---------- Input material

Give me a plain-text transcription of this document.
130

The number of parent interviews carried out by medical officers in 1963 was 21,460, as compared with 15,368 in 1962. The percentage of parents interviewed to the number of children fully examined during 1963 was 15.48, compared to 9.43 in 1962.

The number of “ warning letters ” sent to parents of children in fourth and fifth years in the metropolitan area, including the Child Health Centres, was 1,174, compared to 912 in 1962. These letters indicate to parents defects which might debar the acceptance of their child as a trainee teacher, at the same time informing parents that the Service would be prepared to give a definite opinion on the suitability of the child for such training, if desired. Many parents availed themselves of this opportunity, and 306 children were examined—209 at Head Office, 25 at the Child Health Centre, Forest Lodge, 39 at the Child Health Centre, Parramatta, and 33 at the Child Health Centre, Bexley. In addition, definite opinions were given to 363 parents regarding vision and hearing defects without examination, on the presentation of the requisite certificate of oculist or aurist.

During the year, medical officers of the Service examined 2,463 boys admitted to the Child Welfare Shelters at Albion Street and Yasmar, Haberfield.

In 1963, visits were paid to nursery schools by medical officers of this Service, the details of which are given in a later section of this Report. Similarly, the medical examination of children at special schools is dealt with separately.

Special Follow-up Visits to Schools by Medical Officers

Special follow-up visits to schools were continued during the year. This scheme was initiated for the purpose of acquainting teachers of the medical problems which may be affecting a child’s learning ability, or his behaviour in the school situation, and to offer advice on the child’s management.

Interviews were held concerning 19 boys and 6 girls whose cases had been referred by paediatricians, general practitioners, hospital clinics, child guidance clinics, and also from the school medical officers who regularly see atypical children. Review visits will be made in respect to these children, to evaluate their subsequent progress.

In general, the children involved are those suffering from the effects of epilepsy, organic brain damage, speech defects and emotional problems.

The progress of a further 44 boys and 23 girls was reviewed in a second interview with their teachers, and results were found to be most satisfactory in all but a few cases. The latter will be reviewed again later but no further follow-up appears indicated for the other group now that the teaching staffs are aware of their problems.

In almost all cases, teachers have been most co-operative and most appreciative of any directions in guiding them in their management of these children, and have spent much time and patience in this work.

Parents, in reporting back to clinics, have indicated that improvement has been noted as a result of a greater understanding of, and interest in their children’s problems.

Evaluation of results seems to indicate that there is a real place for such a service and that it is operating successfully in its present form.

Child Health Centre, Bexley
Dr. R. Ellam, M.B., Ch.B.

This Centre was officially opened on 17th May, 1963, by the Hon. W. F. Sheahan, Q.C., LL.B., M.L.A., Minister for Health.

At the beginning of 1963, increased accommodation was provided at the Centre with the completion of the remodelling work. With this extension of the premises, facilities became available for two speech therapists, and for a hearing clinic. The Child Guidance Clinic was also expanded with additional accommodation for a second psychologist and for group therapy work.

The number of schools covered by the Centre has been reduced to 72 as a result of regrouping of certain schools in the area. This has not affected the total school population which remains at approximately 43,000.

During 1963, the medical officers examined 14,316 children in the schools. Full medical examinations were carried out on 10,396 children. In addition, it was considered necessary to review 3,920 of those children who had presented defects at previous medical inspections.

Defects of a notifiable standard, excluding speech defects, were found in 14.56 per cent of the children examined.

--------------------

● **Given problem**:
Copy each line that holds the word "general".

● **Result of this task**:
Interviews were held concerning 19 boys and 6 girls whose cases had been referred by paediatricians, general practitioners, hospital clinics, child guidance clinics, and also from the school medical officers who regularly see atypical children. Review visits will be made in respect to these children, to evaluate their subsequent progress.
In general, the children involved are those suffering from the effects of epilepsy, organic brain damage, speech defects and emotional problems.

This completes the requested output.